→ The task
What you return should match every record exactly, with the images removed.

→ Items from a figure collection
□ □ □ □ □
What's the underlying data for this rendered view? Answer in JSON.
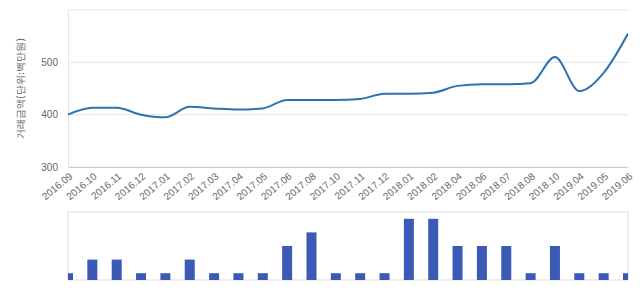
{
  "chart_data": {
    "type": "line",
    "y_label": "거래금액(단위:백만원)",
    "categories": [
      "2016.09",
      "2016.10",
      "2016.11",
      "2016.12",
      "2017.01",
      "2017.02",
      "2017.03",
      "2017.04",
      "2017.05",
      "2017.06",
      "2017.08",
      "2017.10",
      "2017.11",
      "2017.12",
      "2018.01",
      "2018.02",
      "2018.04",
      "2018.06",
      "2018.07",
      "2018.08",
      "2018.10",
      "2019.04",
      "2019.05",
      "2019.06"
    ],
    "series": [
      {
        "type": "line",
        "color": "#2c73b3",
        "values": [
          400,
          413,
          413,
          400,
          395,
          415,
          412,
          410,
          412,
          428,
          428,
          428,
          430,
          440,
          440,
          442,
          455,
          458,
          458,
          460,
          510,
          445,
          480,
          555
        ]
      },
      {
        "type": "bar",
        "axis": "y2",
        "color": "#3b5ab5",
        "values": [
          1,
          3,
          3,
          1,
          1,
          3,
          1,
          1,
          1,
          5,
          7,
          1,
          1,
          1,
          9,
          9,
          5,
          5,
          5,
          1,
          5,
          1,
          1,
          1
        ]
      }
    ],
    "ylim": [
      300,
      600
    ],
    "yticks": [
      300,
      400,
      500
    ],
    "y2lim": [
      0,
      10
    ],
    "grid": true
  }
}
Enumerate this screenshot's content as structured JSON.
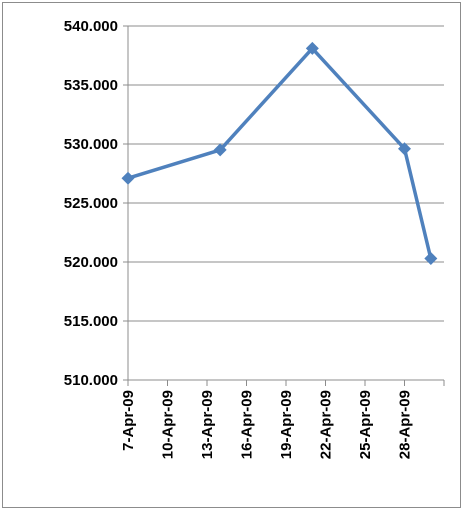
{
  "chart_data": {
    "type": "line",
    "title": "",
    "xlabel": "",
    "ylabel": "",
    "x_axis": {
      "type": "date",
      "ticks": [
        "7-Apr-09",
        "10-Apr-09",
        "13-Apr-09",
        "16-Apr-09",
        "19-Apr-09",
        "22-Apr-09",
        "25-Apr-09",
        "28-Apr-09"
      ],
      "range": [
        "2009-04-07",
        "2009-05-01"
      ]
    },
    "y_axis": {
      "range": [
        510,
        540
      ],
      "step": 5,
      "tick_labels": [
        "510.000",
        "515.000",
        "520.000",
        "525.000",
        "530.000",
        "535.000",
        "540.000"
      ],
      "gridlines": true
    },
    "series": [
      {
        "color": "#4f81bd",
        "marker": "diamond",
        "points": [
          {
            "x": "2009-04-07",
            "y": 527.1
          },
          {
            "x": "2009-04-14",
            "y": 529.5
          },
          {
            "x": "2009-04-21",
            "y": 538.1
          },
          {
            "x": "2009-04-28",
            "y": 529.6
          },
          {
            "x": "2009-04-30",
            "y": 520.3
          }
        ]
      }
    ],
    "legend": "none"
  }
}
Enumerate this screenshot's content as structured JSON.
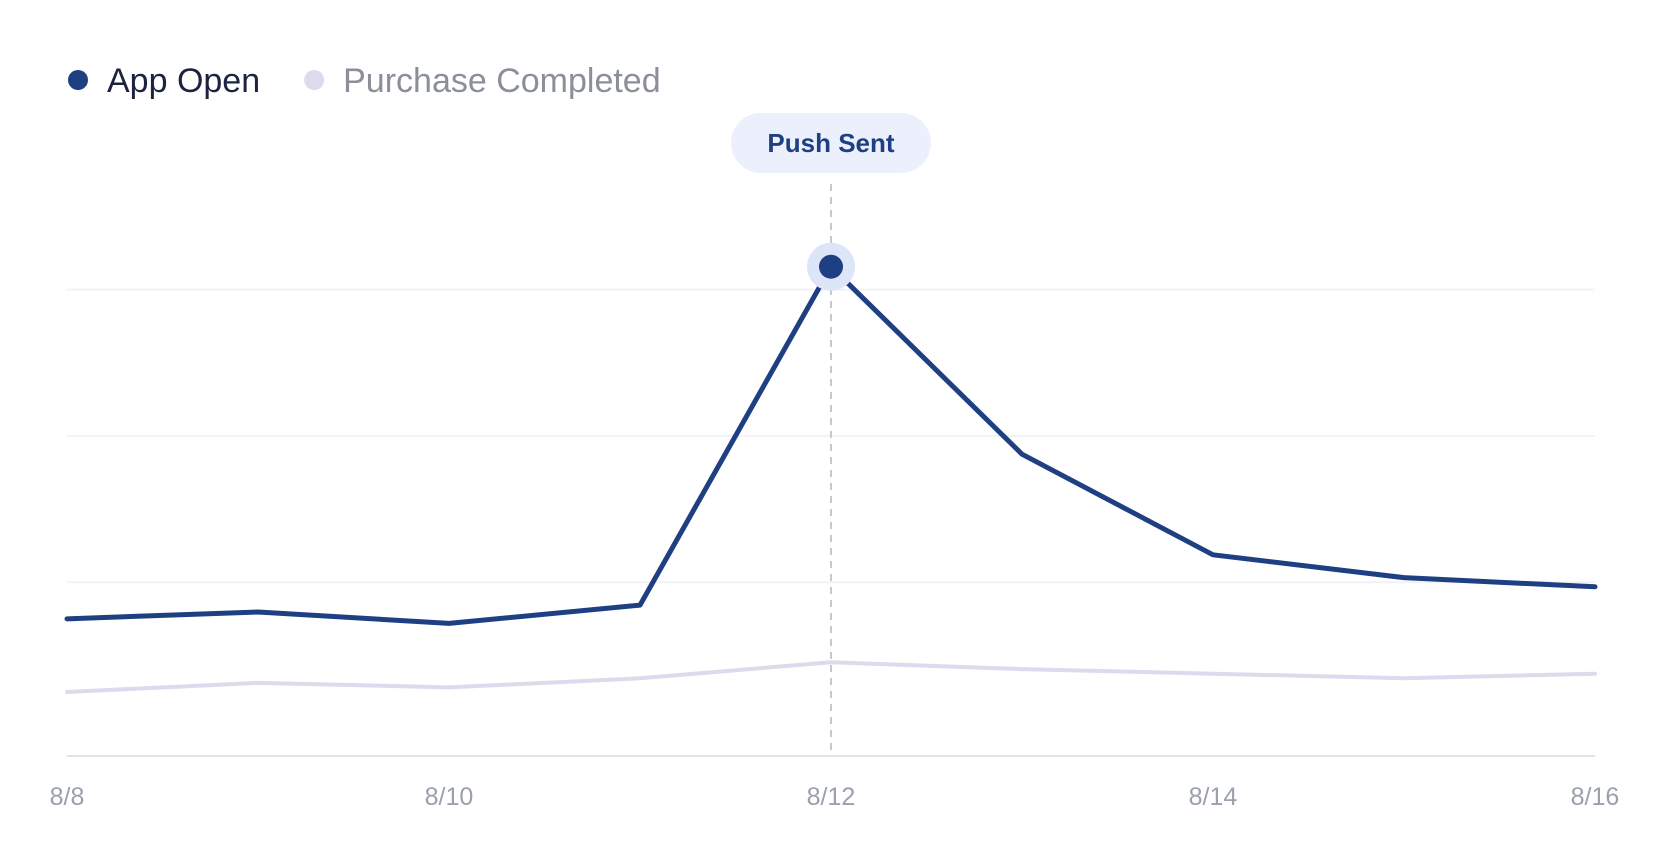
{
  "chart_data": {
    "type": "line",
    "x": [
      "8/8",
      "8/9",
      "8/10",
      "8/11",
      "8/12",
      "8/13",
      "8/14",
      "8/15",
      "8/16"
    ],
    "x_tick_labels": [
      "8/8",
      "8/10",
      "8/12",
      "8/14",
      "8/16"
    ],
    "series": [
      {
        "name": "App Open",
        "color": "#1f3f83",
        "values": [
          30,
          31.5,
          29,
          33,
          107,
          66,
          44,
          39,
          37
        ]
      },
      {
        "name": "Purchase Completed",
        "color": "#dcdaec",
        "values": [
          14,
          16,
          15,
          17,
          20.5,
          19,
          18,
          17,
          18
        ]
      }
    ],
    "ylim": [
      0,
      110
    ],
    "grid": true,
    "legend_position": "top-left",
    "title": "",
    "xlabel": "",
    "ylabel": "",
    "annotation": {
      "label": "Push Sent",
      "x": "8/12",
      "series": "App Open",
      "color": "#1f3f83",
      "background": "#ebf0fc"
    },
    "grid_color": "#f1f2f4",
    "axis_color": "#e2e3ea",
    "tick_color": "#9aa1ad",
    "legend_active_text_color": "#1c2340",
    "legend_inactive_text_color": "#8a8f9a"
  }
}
□ □ □ □ □
→ Task solution
What's the underlying data for this rendered view? Answer in JSON.
{
  "chart_data": {
    "type": "line",
    "y_label": "거래금액(단위:백만원)",
    "categories": [
      "2016.09",
      "2016.10",
      "2016.11",
      "2016.12",
      "2017.01",
      "2017.02",
      "2017.03",
      "2017.04",
      "2017.05",
      "2017.06",
      "2017.08",
      "2017.10",
      "2017.11",
      "2017.12",
      "2018.01",
      "2018.02",
      "2018.04",
      "2018.06",
      "2018.07",
      "2018.08",
      "2018.10",
      "2019.04",
      "2019.05",
      "2019.06"
    ],
    "series": [
      {
        "type": "line",
        "color": "#2c73b3",
        "values": [
          400,
          413,
          413,
          400,
          395,
          415,
          412,
          410,
          412,
          428,
          428,
          428,
          430,
          440,
          440,
          442,
          455,
          458,
          458,
          460,
          510,
          445,
          480,
          555
        ]
      },
      {
        "type": "bar",
        "axis": "y2",
        "color": "#3b5ab5",
        "values": [
          1,
          3,
          3,
          1,
          1,
          3,
          1,
          1,
          1,
          5,
          7,
          1,
          1,
          1,
          9,
          9,
          5,
          5,
          5,
          1,
          5,
          1,
          1,
          1
        ]
      }
    ],
    "ylim": [
      300,
      600
    ],
    "yticks": [
      300,
      400,
      500
    ],
    "y2lim": [
      0,
      10
    ],
    "grid": true
  }
}
Enumerate this screenshot's content as structured JSON.
{
  "chart_data": {
    "type": "line",
    "title": "",
    "xlabel": "",
    "ylabel": "",
    "x_axis": {
      "type": "date",
      "ticks": [
        "7-Apr-09",
        "10-Apr-09",
        "13-Apr-09",
        "16-Apr-09",
        "19-Apr-09",
        "22-Apr-09",
        "25-Apr-09",
        "28-Apr-09"
      ],
      "range": [
        "2009-04-07",
        "2009-05-01"
      ]
    },
    "y_axis": {
      "range": [
        510,
        540
      ],
      "step": 5,
      "tick_labels": [
        "510.000",
        "515.000",
        "520.000",
        "525.000",
        "530.000",
        "535.000",
        "540.000"
      ],
      "gridlines": true
    },
    "series": [
      {
        "color": "#4f81bd",
        "marker": "diamond",
        "points": [
          {
            "x": "2009-04-07",
            "y": 527.1
          },
          {
            "x": "2009-04-14",
            "y": 529.5
          },
          {
            "x": "2009-04-21",
            "y": 538.1
          },
          {
            "x": "2009-04-28",
            "y": 529.6
          },
          {
            "x": "2009-04-30",
            "y": 520.3
          }
        ]
      }
    ],
    "legend": "none"
  }
}
Enumerate this screenshot's content as structured JSON.
{
  "chart_data": {
    "type": "line",
    "x": [
      "8/8",
      "8/9",
      "8/10",
      "8/11",
      "8/12",
      "8/13",
      "8/14",
      "8/15",
      "8/16"
    ],
    "x_tick_labels": [
      "8/8",
      "8/10",
      "8/12",
      "8/14",
      "8/16"
    ],
    "series": [
      {
        "name": "App Open",
        "color": "#1f3f83",
        "values": [
          30,
          31.5,
          29,
          33,
          107,
          66,
          44,
          39,
          37
        ]
      },
      {
        "name": "Purchase Completed",
        "color": "#dcdaec",
        "values": [
          14,
          16,
          15,
          17,
          20.5,
          19,
          18,
          17,
          18
        ]
      }
    ],
    "ylim": [
      0,
      110
    ],
    "grid": true,
    "legend_position": "top-left",
    "title": "",
    "xlabel": "",
    "ylabel": "",
    "annotation": {
      "label": "Push Sent",
      "x": "8/12",
      "series": "App Open",
      "color": "#1f3f83",
      "background": "#ebf0fc"
    },
    "grid_color": "#f1f2f4",
    "axis_color": "#e2e3ea",
    "tick_color": "#9aa1ad",
    "legend_active_text_color": "#1c2340",
    "legend_inactive_text_color": "#8a8f9a"
  }
}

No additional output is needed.